:: Source data

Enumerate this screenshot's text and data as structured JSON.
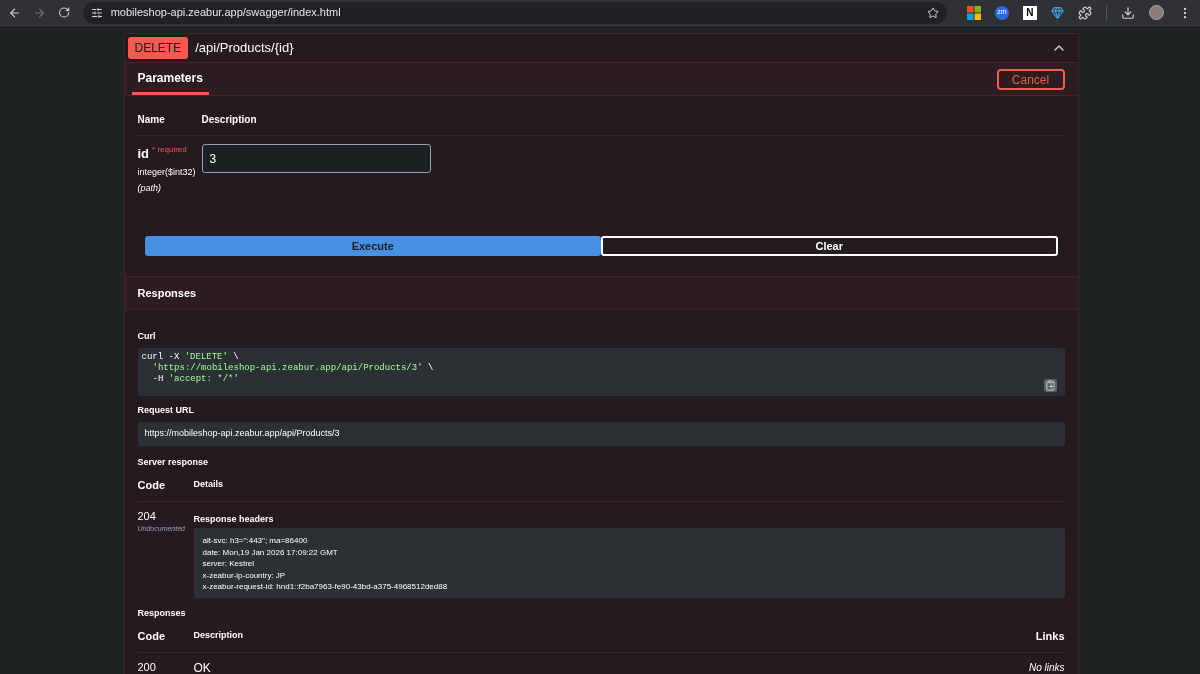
{
  "browser": {
    "url": "mobileshop-api.zeabur.app/swagger/index.html",
    "extensions": [
      {
        "kind": "windows"
      },
      {
        "kind": "badge",
        "text": "zm"
      },
      {
        "kind": "letter",
        "text": "N"
      },
      {
        "kind": "diamond"
      },
      {
        "kind": "puzzle"
      }
    ]
  },
  "operation": {
    "method": "DELETE",
    "path": "/api/Products/{id}",
    "expanded": true
  },
  "tabs": [
    {
      "label": "Parameters",
      "selected": true
    }
  ],
  "cancel_button": "Cancel",
  "parameters": {
    "columns": [
      "Name",
      "Description"
    ],
    "rows": [
      {
        "name": "id",
        "required": "* required",
        "type": "integer($int32)",
        "location": "(path)",
        "value": "3"
      }
    ]
  },
  "actions": [
    {
      "label": "Execute",
      "kind": "primary"
    },
    {
      "label": "Clear",
      "kind": "outline"
    }
  ],
  "responses_header": "Responses",
  "curl": {
    "label": "Curl",
    "lines": [
      {
        "indented": false,
        "parts": [
          {
            "text": "curl -X ",
            "kind": "plain"
          },
          {
            "text": "'DELETE'",
            "kind": "string"
          },
          {
            "text": " \\",
            "kind": "plain"
          }
        ]
      },
      {
        "indented": true,
        "parts": [
          {
            "text": "'https://mobileshop-api.zeabur.app/api/Products/3'",
            "kind": "string"
          },
          {
            "text": " \\",
            "kind": "plain"
          }
        ]
      },
      {
        "indented": true,
        "parts": [
          {
            "text": "-H ",
            "kind": "plain"
          },
          {
            "text": "'accept: */*'",
            "kind": "string"
          }
        ]
      }
    ]
  },
  "request_url": {
    "label": "Request URL",
    "value": "https://mobileshop-api.zeabur.app/api/Products/3"
  },
  "server_response": {
    "label": "Server response",
    "columns": [
      "Code",
      "Details"
    ],
    "code": "204",
    "note": "Undocumented",
    "headers_label": "Response headers",
    "headers": [
      "alt-svc: h3=\":443\"; ma=86400",
      "date: Mon,19 Jan 2026 17:09:22 GMT",
      "server: Kestrel",
      "x-zeabur-ip-country: JP",
      "x-zeabur-request-id: hnd1::f2ba7963-fe90-43bd-a375-4968512ded88"
    ]
  },
  "responses": {
    "label": "Responses",
    "columns": [
      "Code",
      "Description",
      "Links"
    ],
    "rows": [
      {
        "code": "200",
        "description": "OK",
        "links": "No links"
      }
    ]
  }
}
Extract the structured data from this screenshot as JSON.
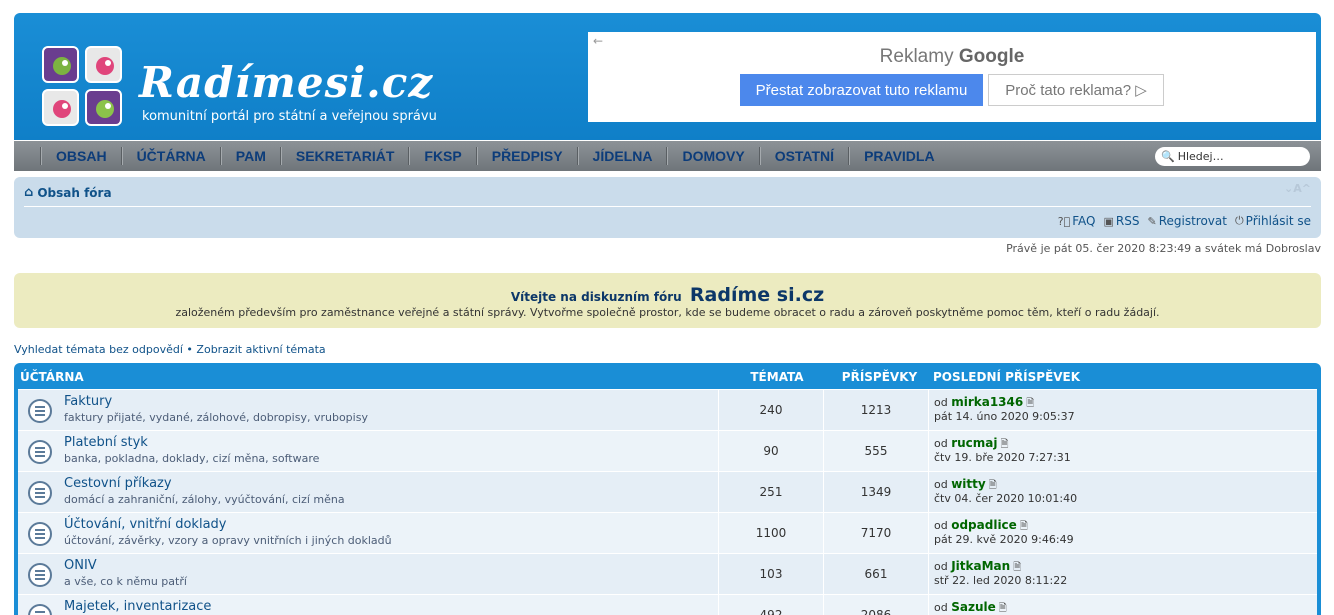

::::

§ Goal:
Return all of the data exactly as written, and drop the pictures.

§ Exercise answer:
Enumerate this screenshot's text and data as structured JSON.
{
  "browser": {
    "url": "mobileshop-api.zeabur.app/swagger/index.html",
    "extensions": [
      {
        "kind": "windows"
      },
      {
        "kind": "badge",
        "text": "zm"
      },
      {
        "kind": "letter",
        "text": "N"
      },
      {
        "kind": "diamond"
      },
      {
        "kind": "puzzle"
      }
    ]
  },
  "operation": {
    "method": "DELETE",
    "path": "/api/Products/{id}",
    "expanded": true
  },
  "tabs": [
    {
      "label": "Parameters",
      "selected": true
    }
  ],
  "cancel_button": "Cancel",
  "parameters": {
    "columns": [
      "Name",
      "Description"
    ],
    "rows": [
      {
        "name": "id",
        "required": "* required",
        "type": "integer($int32)",
        "location": "(path)",
        "value": "3"
      }
    ]
  },
  "actions": [
    {
      "label": "Execute",
      "kind": "primary"
    },
    {
      "label": "Clear",
      "kind": "outline"
    }
  ],
  "responses_header": "Responses",
  "curl": {
    "label": "Curl",
    "lines": [
      {
        "indented": false,
        "parts": [
          {
            "text": "curl -X ",
            "kind": "plain"
          },
          {
            "text": "'DELETE'",
            "kind": "string"
          },
          {
            "text": " \\",
            "kind": "plain"
          }
        ]
      },
      {
        "indented": true,
        "parts": [
          {
            "text": "'https://mobileshop-api.zeabur.app/api/Products/3'",
            "kind": "string"
          },
          {
            "text": " \\",
            "kind": "plain"
          }
        ]
      },
      {
        "indented": true,
        "parts": [
          {
            "text": "-H ",
            "kind": "plain"
          },
          {
            "text": "'accept: */*'",
            "kind": "string"
          }
        ]
      }
    ]
  },
  "request_url": {
    "label": "Request URL",
    "value": "https://mobileshop-api.zeabur.app/api/Products/3"
  },
  "server_response": {
    "label": "Server response",
    "columns": [
      "Code",
      "Details"
    ],
    "code": "204",
    "note": "Undocumented",
    "headers_label": "Response headers",
    "headers": [
      "alt-svc: h3=\":443\"; ma=86400",
      "date: Mon,19 Jan 2026 17:09:22 GMT",
      "server: Kestrel",
      "x-zeabur-ip-country: JP",
      "x-zeabur-request-id: hnd1::f2ba7963-fe90-43bd-a375-4968512ded88"
    ]
  },
  "responses": {
    "label": "Responses",
    "columns": [
      "Code",
      "Description",
      "Links"
    ],
    "rows": [
      {
        "code": "200",
        "description": "OK",
        "links": "No links"
      }
    ]
  }
}
Extract the structured data from this screenshot as JSON.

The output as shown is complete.